*THE TASK*. Gather, from the data below, each line in which the word "title" occurs.

Excerpts from a figure dataset:
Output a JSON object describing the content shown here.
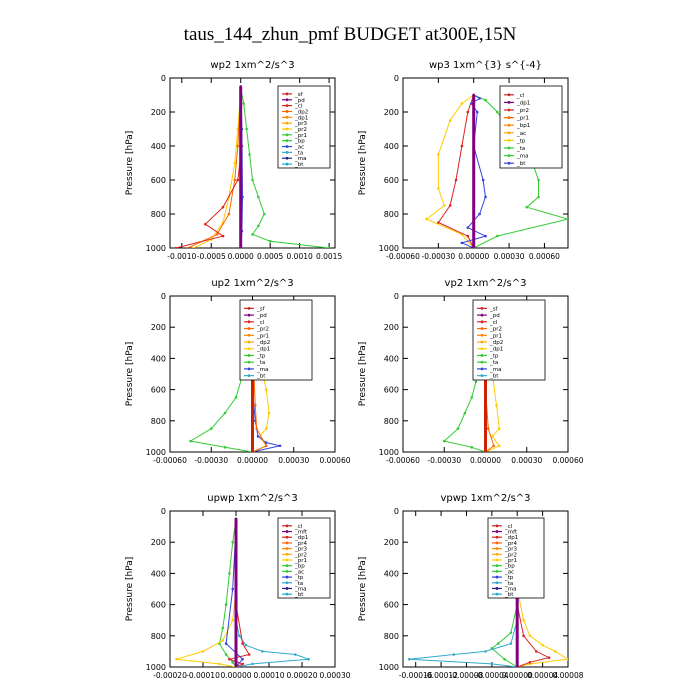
{
  "title": "taus_144_zhun_pmf  BUDGET at300E,15N",
  "chart_data": [
    {
      "type": "line",
      "title": "wp2   1xm^2/s^3",
      "ylabel": "Pressure  [hPa]",
      "ylim": [
        1000,
        0
      ],
      "yticks": [
        "0",
        "200",
        "400",
        "600",
        "800",
        "1000"
      ],
      "xlim": [
        -0.0012,
        0.0016
      ],
      "xticks": [
        "-0.0010",
        "-0.0005",
        "0.0000",
        "0.0005",
        "0.0010",
        "0.0015"
      ],
      "legend": [
        "_sf",
        "_pd",
        "_cl",
        "_dp2",
        "_dp1",
        "_pr3",
        "_pr2",
        "_pr1",
        "_bp",
        "_ac",
        "_ta",
        "_ma",
        "_bt"
      ],
      "series": [
        {
          "name": "_pr1",
          "color": "#33cc33",
          "x": [
            0.0,
            5e-05,
            0.0001,
            0.00015,
            0.0002,
            0.0003,
            0.0004,
            0.0003,
            0.0002,
            0.0005,
            0.0015
          ],
          "y": [
            60,
            150,
            300,
            450,
            600,
            700,
            800,
            870,
            920,
            960,
            1000
          ]
        },
        {
          "name": "_pr2",
          "color": "#ffcc00",
          "x": [
            0.0,
            -5e-05,
            -0.0001,
            -0.0002,
            -0.0003,
            -0.0005,
            -0.0008
          ],
          "y": [
            80,
            300,
            500,
            700,
            850,
            950,
            1000
          ]
        },
        {
          "name": "_dp1",
          "color": "#ff6600",
          "x": [
            0.0,
            -5e-05,
            -0.0001,
            -0.0002,
            -0.0004,
            -0.0009
          ],
          "y": [
            100,
            400,
            600,
            800,
            920,
            1000
          ]
        },
        {
          "name": "_cl",
          "color": "#dd2222",
          "x": [
            0.0,
            2e-05,
            -5e-05,
            -0.0003,
            -0.0006,
            -0.0003,
            -0.0011
          ],
          "y": [
            60,
            400,
            600,
            760,
            860,
            930,
            1000
          ]
        },
        {
          "name": "_ac",
          "color": "#3344dd",
          "x": [
            0.0,
            2e-05,
            3e-05,
            2e-05,
            0.0
          ],
          "y": [
            50,
            300,
            700,
            900,
            1000
          ]
        },
        {
          "name": "_bt",
          "color": "#800080",
          "width": 3,
          "x": [
            0.0,
            0.0,
            0.0,
            0.0,
            0.0,
            0.0
          ],
          "y": [
            50,
            200,
            400,
            600,
            800,
            1000
          ]
        }
      ]
    },
    {
      "type": "line",
      "title": "wp3   1xm^{3} s^{-4}",
      "ylabel": "Pressure  [hPa]",
      "ylim": [
        1000,
        0
      ],
      "yticks": [
        "0",
        "200",
        "400",
        "600",
        "800",
        "1000"
      ],
      "xlim": [
        -0.0006,
        0.0008
      ],
      "xticks": [
        "-0.00060",
        "-0.00030",
        "0.00000",
        "0.00030",
        "0.00060"
      ],
      "legend": [
        "_cl",
        "_dp1",
        "_pr2",
        "_pr1",
        "_bp1",
        "_ac",
        "_tp",
        "_ta",
        "_ma",
        "_bt"
      ],
      "series": [
        {
          "name": "_pr1",
          "color": "#33cc33",
          "x": [
            0.0,
            0.0001,
            0.0002,
            0.00035,
            0.0005,
            0.00055,
            0.00055,
            0.00045,
            0.0008,
            0.0002,
            0.0
          ],
          "y": [
            100,
            130,
            200,
            350,
            500,
            600,
            700,
            760,
            830,
            930,
            1000
          ]
        },
        {
          "name": "_pr2",
          "color": "#ffcc00",
          "x": [
            0.0,
            -0.0001,
            -0.0002,
            -0.0003,
            -0.0003,
            -0.00025,
            -0.0004,
            -0.0001,
            0.0
          ],
          "y": [
            100,
            150,
            250,
            450,
            650,
            750,
            830,
            920,
            1000
          ]
        },
        {
          "name": "_cl",
          "color": "#dd2222",
          "x": [
            0.0,
            -5e-05,
            -0.0001,
            -0.00015,
            -0.0002,
            -0.0003,
            -5e-05,
            0.0
          ],
          "y": [
            100,
            200,
            400,
            600,
            750,
            850,
            930,
            1000
          ]
        },
        {
          "name": "_ac",
          "color": "#3344dd",
          "x": [
            0.0,
            5e-05,
            -2e-05,
            3e-05,
            0.0,
            8e-05,
            0.0001,
            5e-05,
            -5e-05,
            0.0001,
            -0.0001,
            0.0
          ],
          "y": [
            100,
            120,
            150,
            200,
            400,
            600,
            700,
            800,
            880,
            930,
            970,
            1000
          ]
        },
        {
          "name": "_bt",
          "color": "#800080",
          "width": 3,
          "x": [
            0.0,
            0.0,
            0.0,
            0.0,
            0.0,
            0.0
          ],
          "y": [
            100,
            200,
            400,
            600,
            800,
            1000
          ]
        }
      ]
    },
    {
      "type": "line",
      "title": "up2   1xm^2/s^3",
      "ylabel": "Pressure  [hPa]",
      "ylim": [
        1000,
        0
      ],
      "yticks": [
        "0",
        "200",
        "400",
        "600",
        "800",
        "1000"
      ],
      "xlim": [
        -0.0006,
        0.0006
      ],
      "xticks": [
        "-0.00060",
        "-0.00030",
        "0.00000",
        "0.00030",
        "0.00060"
      ],
      "legend": [
        "_sf",
        "_pd",
        "_cl",
        "_pr2",
        "_pr1",
        "_dp2",
        "_dp1",
        "_tp",
        "_ta",
        "_ma",
        "_bt"
      ],
      "series": [
        {
          "name": "_pr2",
          "color": "#ffcc00",
          "x": [
            0.0,
            2e-05,
            5e-05,
            0.0001,
            0.00012,
            0.0001,
            5e-05,
            0.0001,
            0.0
          ],
          "y": [
            50,
            200,
            400,
            600,
            750,
            850,
            900,
            960,
            1000
          ]
        },
        {
          "name": "_pr1",
          "color": "#33cc33",
          "x": [
            0.0,
            -2e-05,
            -4e-05,
            -7e-05,
            -0.00012,
            -0.0002,
            -0.0003,
            -0.00045,
            -0.0002,
            0.0
          ],
          "y": [
            50,
            150,
            300,
            500,
            650,
            750,
            850,
            930,
            970,
            1000
          ]
        },
        {
          "name": "_tp",
          "color": "#3344dd",
          "x": [
            0.0,
            2e-05,
            4e-05,
            0.0001,
            0.0002,
            0.0
          ],
          "y": [
            600,
            800,
            900,
            940,
            960,
            1000
          ]
        },
        {
          "name": "_dp1",
          "color": "#ff6600",
          "x": [
            0.0,
            2e-05,
            3e-05,
            0.0001,
            0.0
          ],
          "y": [
            300,
            700,
            850,
            960,
            1000
          ]
        },
        {
          "name": "_cl",
          "color": "#cc2200",
          "width": 3,
          "x": [
            0.0,
            0.0,
            0.0,
            0.0,
            0.0,
            0.0
          ],
          "y": [
            50,
            200,
            400,
            600,
            800,
            1000
          ]
        }
      ]
    },
    {
      "type": "line",
      "title": "vp2   1xm^2/s^3",
      "ylabel": "Pressure  [hPa]",
      "ylim": [
        1000,
        0
      ],
      "yticks": [
        "0",
        "200",
        "400",
        "600",
        "800",
        "1000"
      ],
      "xlim": [
        -0.0006,
        0.0006
      ],
      "xticks": [
        "-0.00060",
        "-0.00030",
        "0.00000",
        "0.00030",
        "0.00060"
      ],
      "legend": [
        "_sf",
        "_pd",
        "_cl",
        "_pr2",
        "_pr1",
        "_dp2",
        "_dp1",
        "_tp",
        "_ta",
        "_ma",
        "_bt"
      ],
      "series": [
        {
          "name": "_pr2",
          "color": "#ffcc00",
          "x": [
            0.0,
            2e-05,
            5e-05,
            8e-05,
            0.0001,
            5e-05,
            0.0001,
            0.0
          ],
          "y": [
            50,
            300,
            500,
            700,
            850,
            900,
            960,
            1000
          ]
        },
        {
          "name": "_pr1",
          "color": "#33cc33",
          "x": [
            0.0,
            -2e-05,
            -4e-05,
            -7e-05,
            -0.0001,
            -0.00015,
            -0.0002,
            -0.0003,
            -0.0001,
            0.0
          ],
          "y": [
            50,
            200,
            400,
            550,
            650,
            750,
            850,
            930,
            970,
            1000
          ]
        },
        {
          "name": "_tp",
          "color": "#3344dd",
          "x": [
            0.0,
            2e-05,
            0.0
          ],
          "y": [
            100,
            200,
            300
          ]
        },
        {
          "name": "_dp1",
          "color": "#ff6600",
          "x": [
            0.0,
            2e-05,
            6e-05,
            0.0
          ],
          "y": [
            600,
            850,
            960,
            1000
          ]
        },
        {
          "name": "_cl",
          "color": "#cc2200",
          "width": 3,
          "x": [
            0.0,
            0.0,
            0.0,
            0.0,
            0.0,
            0.0
          ],
          "y": [
            50,
            200,
            400,
            600,
            800,
            1000
          ]
        }
      ]
    },
    {
      "type": "line",
      "title": "upwp   1xm^2/s^3",
      "ylabel": "Pressure  [hPa]",
      "ylim": [
        1000,
        0
      ],
      "yticks": [
        "0",
        "200",
        "400",
        "600",
        "800",
        "1000"
      ],
      "xlim": [
        -0.0002,
        0.0003
      ],
      "xticks": [
        "-0.00020",
        "-0.00010",
        "0.00000",
        "0.00010",
        "0.00020",
        "0.00030"
      ],
      "legend": [
        "_cl",
        "_mft",
        "_dp1",
        "_pr4",
        "_pr3",
        "_pr2",
        "_pr1",
        "_bp",
        "_ac",
        "_tp",
        "_ta",
        "_ma",
        "_bt"
      ],
      "series": [
        {
          "name": "_pr1",
          "color": "#33cc33",
          "x": [
            0.0,
            -1e-05,
            -2e-05,
            -3e-05,
            -4e-05,
            -5e-05,
            -3e-05,
            -1e-05,
            0.0
          ],
          "y": [
            50,
            200,
            400,
            600,
            750,
            850,
            920,
            970,
            1000
          ]
        },
        {
          "name": "_tp",
          "color": "#33aacc",
          "x": [
            0.0,
            1e-05,
            3e-05,
            8e-05,
            0.00018,
            0.00022,
            5e-05,
            0.0
          ],
          "y": [
            700,
            800,
            860,
            900,
            920,
            950,
            980,
            1000
          ]
        },
        {
          "name": "_pr2",
          "color": "#ffcc00",
          "x": [
            0.0,
            -1e-05,
            -4e-05,
            -0.0001,
            -0.00018,
            -5e-05,
            0.0
          ],
          "y": [
            500,
            700,
            830,
            900,
            950,
            980,
            1000
          ]
        },
        {
          "name": "_dp1",
          "color": "#dd2222",
          "x": [
            0.0,
            2e-05,
            4e-05,
            -2e-05,
            2e-05,
            0.0
          ],
          "y": [
            600,
            850,
            920,
            950,
            980,
            1000
          ]
        },
        {
          "name": "_ac",
          "color": "#3344dd",
          "x": [
            0.0,
            -1e-05,
            -3e-05,
            2e-05,
            0.0
          ],
          "y": [
            100,
            500,
            850,
            950,
            1000
          ]
        },
        {
          "name": "_cl",
          "color": "#800080",
          "width": 3,
          "x": [
            0.0,
            0.0,
            0.0,
            0.0,
            0.0,
            0.0
          ],
          "y": [
            50,
            200,
            400,
            600,
            800,
            1000
          ]
        }
      ]
    },
    {
      "type": "line",
      "title": "vpwp   1xm^2/s^3",
      "ylabel": "Pressure  [hPa]",
      "ylim": [
        1000,
        0
      ],
      "yticks": [
        "0",
        "200",
        "400",
        "600",
        "800",
        "1000"
      ],
      "xlim": [
        -0.00018,
        8e-05
      ],
      "xticks": [
        "-0.00016",
        "-0.00012",
        "-0.00008",
        "-0.00004",
        "0.00000",
        "0.00004",
        "0.00008"
      ],
      "legend": [
        "_cl",
        "_mft",
        "_dp1",
        "_pr4",
        "_pr3",
        "_pr2",
        "_pr1",
        "_bp",
        "_ac",
        "_tp",
        "_ta",
        "_ma",
        "_bt"
      ],
      "series": [
        {
          "name": "_pr2",
          "color": "#ffcc00",
          "x": [
            0.0,
            1e-05,
            2e-05,
            4e-05,
            6e-05,
            8e-05,
            2e-05,
            0.0
          ],
          "y": [
            500,
            700,
            800,
            860,
            900,
            950,
            980,
            1000
          ]
        },
        {
          "name": "_pr1",
          "color": "#33cc33",
          "x": [
            0.0,
            -1e-05,
            -3e-05,
            -4e-05,
            -2e-05,
            0.0
          ],
          "y": [
            600,
            780,
            850,
            880,
            950,
            1000
          ]
        },
        {
          "name": "_tp",
          "color": "#33aacc",
          "x": [
            0.0,
            -1e-05,
            -5e-05,
            -0.0001,
            -0.00017,
            -4e-05,
            0.0
          ],
          "y": [
            700,
            850,
            900,
            920,
            950,
            980,
            1000
          ]
        },
        {
          "name": "_dp1",
          "color": "#dd2222",
          "x": [
            0.0,
            1e-05,
            3e-05,
            5e-05,
            2e-05,
            0.0
          ],
          "y": [
            600,
            800,
            900,
            940,
            970,
            1000
          ]
        },
        {
          "name": "_cl",
          "color": "#800080",
          "width": 3,
          "x": [
            0.0,
            0.0,
            0.0,
            0.0,
            0.0,
            0.0
          ],
          "y": [
            50,
            200,
            400,
            600,
            800,
            1000
          ]
        }
      ]
    }
  ]
}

*TASK OUTPUT*.
  "title": "taus_144_zhun_pmf  BUDGET at300E,15N",
      "title": "wp2   1xm^2/s^3",
      "title": "wp3   1xm^{3} s^{-4}",
      "title": "up2   1xm^2/s^3",
      "title": "vp2   1xm^2/s^3",
      "title": "upwp   1xm^2/s^3",
      "title": "vpwp   1xm^2/s^3",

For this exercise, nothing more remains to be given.